Input data:
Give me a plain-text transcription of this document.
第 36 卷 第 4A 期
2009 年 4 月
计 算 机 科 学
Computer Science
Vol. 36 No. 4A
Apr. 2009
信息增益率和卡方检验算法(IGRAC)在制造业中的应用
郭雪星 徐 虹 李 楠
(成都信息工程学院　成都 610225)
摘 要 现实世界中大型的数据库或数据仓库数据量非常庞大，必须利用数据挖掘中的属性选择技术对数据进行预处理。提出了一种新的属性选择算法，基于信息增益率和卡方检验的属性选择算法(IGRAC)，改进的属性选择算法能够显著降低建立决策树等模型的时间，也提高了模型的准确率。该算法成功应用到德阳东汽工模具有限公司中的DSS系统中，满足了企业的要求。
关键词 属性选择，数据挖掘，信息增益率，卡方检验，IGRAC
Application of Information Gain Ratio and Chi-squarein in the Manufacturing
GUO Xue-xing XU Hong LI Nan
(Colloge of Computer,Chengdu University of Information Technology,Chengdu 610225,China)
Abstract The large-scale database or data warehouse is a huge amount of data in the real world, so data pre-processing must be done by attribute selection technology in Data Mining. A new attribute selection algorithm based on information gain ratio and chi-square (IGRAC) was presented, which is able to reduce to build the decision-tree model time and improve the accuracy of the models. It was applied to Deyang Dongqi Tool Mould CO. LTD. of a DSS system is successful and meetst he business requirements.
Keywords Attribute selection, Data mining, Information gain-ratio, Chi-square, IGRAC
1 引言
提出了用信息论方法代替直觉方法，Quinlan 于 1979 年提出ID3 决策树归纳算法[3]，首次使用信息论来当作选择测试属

Required work:
Please set down all the data word for word.

Answer to the task:
Give me a plain-text transcription of this document.
第 36 卷 第 4A 期
2009 年 4 月
计 算 机 科 学
Computer Science
Vol. 36 No. 4A
Apr. 2009
信息增益率和卡方检验算法(IGRAC)在制造业中的应用
郭雪星 徐 虹 李 楠
(成都信息工程学院　成都 610225)
摘 要 现实世界中大型的数据库或数据仓库数据量非常庞大，必须利用数据挖掘中的属性选择技术对数据进行预处理。提出了一种新的属性选择算法，基于信息增益率和卡方检验的属性选择算法(IGRAC)，改进的属性选择算法能够显著降低建立决策树等模型的时间，也提高了模型的准确率。该算法成功应用到德阳东汽工模具有限公司中的DSS系统中，满足了企业的要求。
关键词 属性选择，数据挖掘，信息增益率，卡方检验，IGRAC
Application of Information Gain Ratio and Chi-squarein in the Manufacturing
GUO Xue-xing XU Hong LI Nan
(Colloge of Computer,Chengdu University of Information Technology,Chengdu 610225,China)
Abstract The large-scale database or data warehouse is a huge amount of data in the real world, so data pre-processing must be done by attribute selection technology in Data Mining. A new attribute selection algorithm based on information gain ratio and chi-square (IGRAC) was presented, which is able to reduce to build the decision-tree model time and improve the accuracy of the models. It was applied to Deyang Dongqi Tool Mould CO. LTD. of a DSS system is successful and meetst he business requirements.
Keywords Attribute selection, Data mining, Information gain-ratio, Chi-square, IGRAC
1 引言
提出了用信息论方法代替直觉方法，Quinlan 于 1979 年提出ID3 决策树归纳算法[3]，首次使用信息论来当作选择测试属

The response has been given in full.